■ Short problem ■
Wherever the word "PROMEDIO" appears in a line, copy that line.

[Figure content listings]

* * * * *

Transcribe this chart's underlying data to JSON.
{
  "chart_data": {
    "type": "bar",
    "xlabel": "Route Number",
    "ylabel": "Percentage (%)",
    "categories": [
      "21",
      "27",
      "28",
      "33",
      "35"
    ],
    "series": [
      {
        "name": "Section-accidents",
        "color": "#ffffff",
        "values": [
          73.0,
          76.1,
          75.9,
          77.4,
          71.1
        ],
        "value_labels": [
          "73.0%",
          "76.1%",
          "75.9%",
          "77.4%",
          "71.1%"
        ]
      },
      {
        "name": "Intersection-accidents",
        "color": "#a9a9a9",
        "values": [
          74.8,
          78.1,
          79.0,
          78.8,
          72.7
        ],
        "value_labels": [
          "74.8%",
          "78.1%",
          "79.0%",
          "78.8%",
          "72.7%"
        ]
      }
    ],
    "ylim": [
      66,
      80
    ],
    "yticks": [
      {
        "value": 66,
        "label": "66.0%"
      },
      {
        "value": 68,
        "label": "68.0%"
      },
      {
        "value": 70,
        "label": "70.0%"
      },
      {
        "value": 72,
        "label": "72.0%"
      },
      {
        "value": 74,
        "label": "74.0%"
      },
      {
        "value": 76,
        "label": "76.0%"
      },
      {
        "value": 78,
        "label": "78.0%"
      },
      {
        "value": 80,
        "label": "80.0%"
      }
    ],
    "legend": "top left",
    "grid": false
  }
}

* * * * *

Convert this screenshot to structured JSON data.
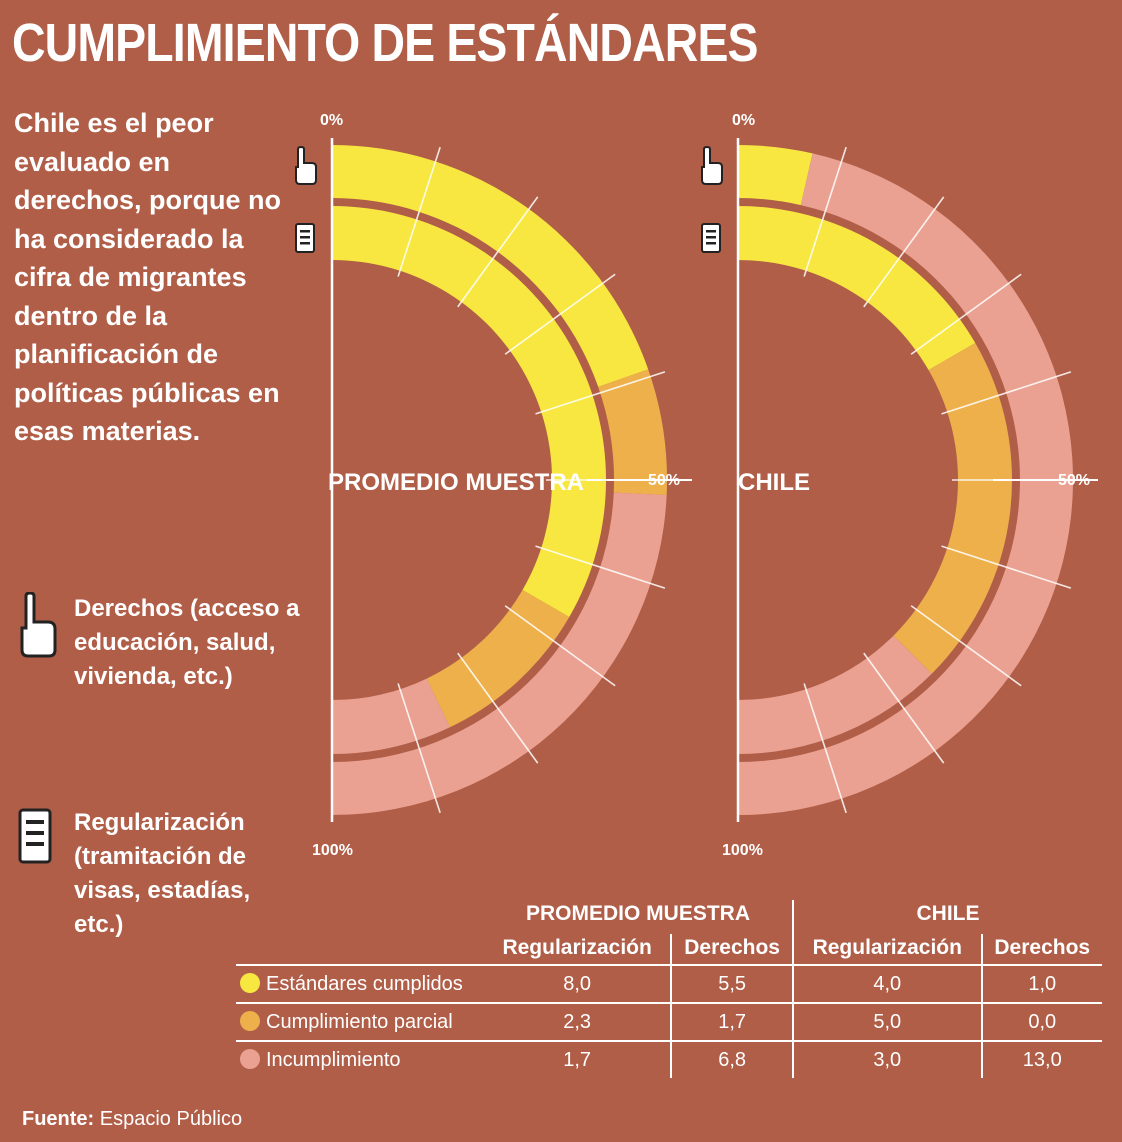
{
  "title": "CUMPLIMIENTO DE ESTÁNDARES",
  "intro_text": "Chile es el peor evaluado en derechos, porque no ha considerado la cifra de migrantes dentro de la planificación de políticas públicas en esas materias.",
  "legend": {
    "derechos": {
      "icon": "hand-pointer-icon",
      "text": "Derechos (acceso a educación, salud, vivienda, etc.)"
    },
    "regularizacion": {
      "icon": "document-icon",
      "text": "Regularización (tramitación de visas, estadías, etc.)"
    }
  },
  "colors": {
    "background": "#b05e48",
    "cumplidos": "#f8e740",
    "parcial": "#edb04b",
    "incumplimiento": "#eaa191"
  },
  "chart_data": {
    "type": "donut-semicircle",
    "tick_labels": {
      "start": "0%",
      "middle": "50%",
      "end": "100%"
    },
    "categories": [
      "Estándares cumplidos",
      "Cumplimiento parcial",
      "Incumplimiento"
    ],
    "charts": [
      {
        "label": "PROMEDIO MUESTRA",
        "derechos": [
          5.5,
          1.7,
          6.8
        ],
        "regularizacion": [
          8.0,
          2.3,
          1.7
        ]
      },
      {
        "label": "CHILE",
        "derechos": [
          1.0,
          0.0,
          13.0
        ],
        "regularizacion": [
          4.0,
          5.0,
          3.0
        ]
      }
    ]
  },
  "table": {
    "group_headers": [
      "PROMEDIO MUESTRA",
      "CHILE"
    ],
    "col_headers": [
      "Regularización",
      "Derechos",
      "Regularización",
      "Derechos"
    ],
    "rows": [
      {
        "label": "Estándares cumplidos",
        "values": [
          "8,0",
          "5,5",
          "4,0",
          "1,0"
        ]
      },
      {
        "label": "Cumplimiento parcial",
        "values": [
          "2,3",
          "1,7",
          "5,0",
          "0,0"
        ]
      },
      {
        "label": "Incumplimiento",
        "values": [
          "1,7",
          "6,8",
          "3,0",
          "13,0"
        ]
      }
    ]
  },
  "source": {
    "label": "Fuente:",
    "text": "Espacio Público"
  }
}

* * * * *

■ Task response ■
        "label": "PROMEDIO MUESTRA",
      "PROMEDIO MUESTRA",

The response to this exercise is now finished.